(Entries from a visual dataset)
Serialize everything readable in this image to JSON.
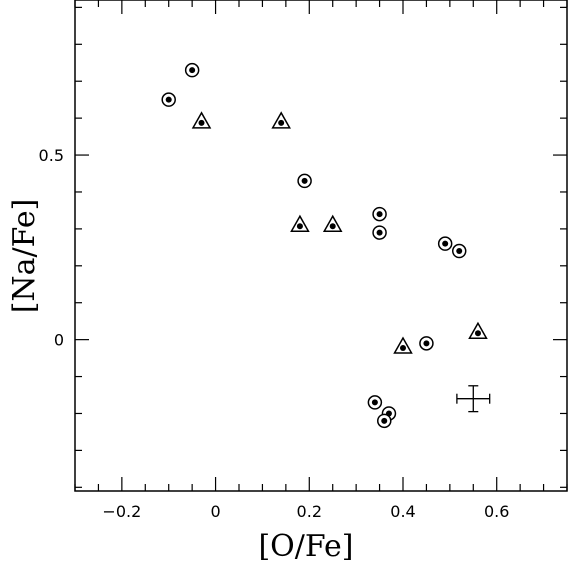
{
  "chart_data": {
    "type": "scatter",
    "title": "",
    "xlabel": "[O/Fe]",
    "ylabel": "[Na/Fe]",
    "xlim": [
      -0.3,
      0.75
    ],
    "ylim": [
      -0.41,
      0.92
    ],
    "x_ticks": [
      -0.2,
      0,
      0.2,
      0.4,
      0.6
    ],
    "x_tick_labels": [
      "−0.2",
      "0",
      "0.2",
      "0.4",
      "0.6"
    ],
    "y_ticks": [
      0,
      0.5
    ],
    "y_tick_labels": [
      "0",
      "0.5"
    ],
    "grid": false,
    "series": [
      {
        "marker": "circle-dot",
        "points": [
          {
            "x": -0.1,
            "y": 0.65
          },
          {
            "x": -0.05,
            "y": 0.73
          },
          {
            "x": 0.19,
            "y": 0.43
          },
          {
            "x": 0.35,
            "y": 0.34
          },
          {
            "x": 0.35,
            "y": 0.29
          },
          {
            "x": 0.49,
            "y": 0.26
          },
          {
            "x": 0.52,
            "y": 0.24
          },
          {
            "x": 0.45,
            "y": -0.01
          },
          {
            "x": 0.34,
            "y": -0.17
          },
          {
            "x": 0.37,
            "y": -0.2
          },
          {
            "x": 0.36,
            "y": -0.22
          }
        ]
      },
      {
        "marker": "triangle-dot",
        "points": [
          {
            "x": -0.03,
            "y": 0.59
          },
          {
            "x": 0.14,
            "y": 0.59
          },
          {
            "x": 0.18,
            "y": 0.31
          },
          {
            "x": 0.25,
            "y": 0.31
          },
          {
            "x": 0.4,
            "y": -0.02
          },
          {
            "x": 0.56,
            "y": 0.02
          }
        ]
      }
    ],
    "error_bar": {
      "x": 0.55,
      "y": -0.16,
      "x_err": 0.035,
      "y_err": 0.035
    }
  }
}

* **TASK TO COMPLETE**
In your copy, repeat each record exactly and include no pictures.

* **FULL OUTPUT**
Serialize everything readable in this image to JSON.
{
  "chart_data": {
    "type": "scatter",
    "title": "",
    "xlabel": "[O/Fe]",
    "ylabel": "[Na/Fe]",
    "xlim": [
      -0.3,
      0.75
    ],
    "ylim": [
      -0.41,
      0.92
    ],
    "x_ticks": [
      -0.2,
      0,
      0.2,
      0.4,
      0.6
    ],
    "x_tick_labels": [
      "−0.2",
      "0",
      "0.2",
      "0.4",
      "0.6"
    ],
    "y_ticks": [
      0,
      0.5
    ],
    "y_tick_labels": [
      "0",
      "0.5"
    ],
    "grid": false,
    "series": [
      {
        "marker": "circle-dot",
        "points": [
          {
            "x": -0.1,
            "y": 0.65
          },
          {
            "x": -0.05,
            "y": 0.73
          },
          {
            "x": 0.19,
            "y": 0.43
          },
          {
            "x": 0.35,
            "y": 0.34
          },
          {
            "x": 0.35,
            "y": 0.29
          },
          {
            "x": 0.49,
            "y": 0.26
          },
          {
            "x": 0.52,
            "y": 0.24
          },
          {
            "x": 0.45,
            "y": -0.01
          },
          {
            "x": 0.34,
            "y": -0.17
          },
          {
            "x": 0.37,
            "y": -0.2
          },
          {
            "x": 0.36,
            "y": -0.22
          }
        ]
      },
      {
        "marker": "triangle-dot",
        "points": [
          {
            "x": -0.03,
            "y": 0.59
          },
          {
            "x": 0.14,
            "y": 0.59
          },
          {
            "x": 0.18,
            "y": 0.31
          },
          {
            "x": 0.25,
            "y": 0.31
          },
          {
            "x": 0.4,
            "y": -0.02
          },
          {
            "x": 0.56,
            "y": 0.02
          }
        ]
      }
    ],
    "error_bar": {
      "x": 0.55,
      "y": -0.16,
      "x_err": 0.035,
      "y_err": 0.035
    }
  }
}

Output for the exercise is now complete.